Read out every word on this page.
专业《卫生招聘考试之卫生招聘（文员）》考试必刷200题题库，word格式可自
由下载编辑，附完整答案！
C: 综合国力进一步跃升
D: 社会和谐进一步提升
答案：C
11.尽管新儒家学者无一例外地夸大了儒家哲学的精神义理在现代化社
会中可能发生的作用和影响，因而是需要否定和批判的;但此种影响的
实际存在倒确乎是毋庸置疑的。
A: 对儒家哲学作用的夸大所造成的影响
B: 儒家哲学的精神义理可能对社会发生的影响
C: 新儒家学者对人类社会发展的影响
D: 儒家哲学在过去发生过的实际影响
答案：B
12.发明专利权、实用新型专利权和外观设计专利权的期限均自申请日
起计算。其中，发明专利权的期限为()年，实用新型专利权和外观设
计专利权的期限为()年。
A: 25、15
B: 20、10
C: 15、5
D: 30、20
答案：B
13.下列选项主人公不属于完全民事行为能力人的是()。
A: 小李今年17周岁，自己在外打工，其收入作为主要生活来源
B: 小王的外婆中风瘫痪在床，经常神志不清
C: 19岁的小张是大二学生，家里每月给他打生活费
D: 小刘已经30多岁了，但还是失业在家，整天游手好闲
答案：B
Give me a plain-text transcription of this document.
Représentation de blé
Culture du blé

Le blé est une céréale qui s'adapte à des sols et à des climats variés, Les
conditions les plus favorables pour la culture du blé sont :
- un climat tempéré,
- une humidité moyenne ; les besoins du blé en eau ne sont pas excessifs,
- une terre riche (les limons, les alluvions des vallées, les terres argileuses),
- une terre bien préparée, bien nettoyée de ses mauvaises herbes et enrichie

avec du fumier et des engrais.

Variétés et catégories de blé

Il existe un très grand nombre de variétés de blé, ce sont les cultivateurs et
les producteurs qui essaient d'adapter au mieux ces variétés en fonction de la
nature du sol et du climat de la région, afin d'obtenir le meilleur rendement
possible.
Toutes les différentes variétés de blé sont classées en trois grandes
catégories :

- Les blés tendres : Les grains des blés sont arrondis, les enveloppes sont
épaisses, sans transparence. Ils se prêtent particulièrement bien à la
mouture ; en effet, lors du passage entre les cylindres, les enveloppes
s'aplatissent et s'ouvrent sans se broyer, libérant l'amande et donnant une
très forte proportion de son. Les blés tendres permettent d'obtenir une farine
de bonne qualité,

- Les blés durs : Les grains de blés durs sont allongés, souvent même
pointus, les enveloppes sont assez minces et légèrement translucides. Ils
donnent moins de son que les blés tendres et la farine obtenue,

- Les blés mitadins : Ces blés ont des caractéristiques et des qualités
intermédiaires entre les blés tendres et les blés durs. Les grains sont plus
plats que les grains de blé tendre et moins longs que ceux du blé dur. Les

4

------------------------------------------------

> **Exercise task**
Reproduce each entry exactly, leaving out nothing.

> **Task response**
Read out every word on this page.
专业《卫生招聘考试之卫生招聘（文员）》考试必刷200题题库，word格式可自
由下载编辑，附完整答案！
C: 综合国力进一步跃升
D: 社会和谐进一步提升
答案：C
11.尽管新儒家学者无一例外地夸大了儒家哲学的精神义理在现代化社
会中可能发生的作用和影响，因而是需要否定和批判的;但此种影响的
实际存在倒确乎是毋庸置疑的。
A: 对儒家哲学作用的夸大所造成的影响
B: 儒家哲学的精神义理可能对社会发生的影响
C: 新儒家学者对人类社会发展的影响
D: 儒家哲学在过去发生过的实际影响
答案：B
12.发明专利权、实用新型专利权和外观设计专利权的期限均自申请日
起计算。其中，发明专利权的期限为()年，实用新型专利权和外观设
计专利权的期限为()年。
A: 25、15
B: 20、10
C: 15、5
D: 30、20
答案：B
13.下列选项主人公不属于完全民事行为能力人的是()。
A: 小李今年17周岁，自己在外打工，其收入作为主要生活来源
B: 小王的外婆中风瘫痪在床，经常神志不清
C: 19岁的小张是大二学生，家里每月给他打生活费
D: 小刘已经30多岁了，但还是失业在家，整天游手好闲
答案：B
Give me a plain-text transcription of this document.
Représentation de blé
Culture du blé

Le blé est une céréale qui s'adapte à des sols et à des climats variés, Les
conditions les plus favorables pour la culture du blé sont :
- un climat tempéré,
- une humidité moyenne ; les besoins du blé en eau ne sont pas excessifs,
- une terre riche (les limons, les alluvions des vallées, les terres argileuses),
- une terre bien préparée, bien nettoyée de ses mauvaises herbes et enrichie

avec du fumier et des engrais.

Variétés et catégories de blé

Il existe un très grand nombre de variétés de blé, ce sont les cultivateurs et
les producteurs qui essaient d'adapter au mieux ces variétés en fonction de la
nature du sol et du climat de la région, afin d'obtenir le meilleur rendement
possible.
Toutes les différentes variétés de blé sont classées en trois grandes
catégories :

- Les blés tendres : Les grains des blés sont arrondis, les enveloppes sont
épaisses, sans transparence. Ils se prêtent particulièrement bien à la
mouture ; en effet, lors du passage entre les cylindres, les enveloppes
s'aplatissent et s'ouvrent sans se broyer, libérant l'amande et donnant une
très forte proportion de son. Les blés tendres permettent d'obtenir une farine
de bonne qualité,

- Les blés durs : Les grains de blés durs sont allongés, souvent même
pointus, les enveloppes sont assez minces et légèrement translucides. Ils
donnent moins de son que les blés tendres et la farine obtenue,

- Les blés mitadins : Ces blés ont des caractéristiques et des qualités
intermédiaires entre les blés tendres et les blés durs. Les grains sont plus
plats que les grains de blé tendre et moins longs que ceux du blé dur. Les

4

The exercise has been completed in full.